## What you have to do
Tell me how many lines in the data below hold the string "with", and say nothing else.

## Data entries
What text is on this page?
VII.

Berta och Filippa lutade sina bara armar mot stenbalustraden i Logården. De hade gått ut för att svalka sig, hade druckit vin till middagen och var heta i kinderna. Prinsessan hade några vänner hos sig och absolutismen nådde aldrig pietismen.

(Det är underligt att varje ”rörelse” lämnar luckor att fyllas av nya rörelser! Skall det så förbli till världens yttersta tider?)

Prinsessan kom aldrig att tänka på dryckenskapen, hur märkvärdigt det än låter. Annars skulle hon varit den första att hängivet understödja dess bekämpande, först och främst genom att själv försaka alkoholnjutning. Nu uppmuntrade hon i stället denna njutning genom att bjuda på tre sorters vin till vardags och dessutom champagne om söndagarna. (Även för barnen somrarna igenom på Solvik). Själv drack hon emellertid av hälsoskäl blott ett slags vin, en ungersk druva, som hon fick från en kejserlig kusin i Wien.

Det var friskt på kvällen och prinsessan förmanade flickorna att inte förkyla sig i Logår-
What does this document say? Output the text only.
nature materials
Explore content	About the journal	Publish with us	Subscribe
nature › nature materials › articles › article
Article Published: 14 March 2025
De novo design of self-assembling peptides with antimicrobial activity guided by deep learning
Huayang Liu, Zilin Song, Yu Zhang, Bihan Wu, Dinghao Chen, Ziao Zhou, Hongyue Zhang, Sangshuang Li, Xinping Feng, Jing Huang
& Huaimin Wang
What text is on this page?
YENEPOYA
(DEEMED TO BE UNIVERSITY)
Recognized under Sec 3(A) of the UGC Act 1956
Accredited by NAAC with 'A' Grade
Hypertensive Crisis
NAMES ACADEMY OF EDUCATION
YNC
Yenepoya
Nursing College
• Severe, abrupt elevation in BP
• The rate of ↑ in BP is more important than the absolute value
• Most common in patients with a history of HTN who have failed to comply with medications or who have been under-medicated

## Response for this exercise
4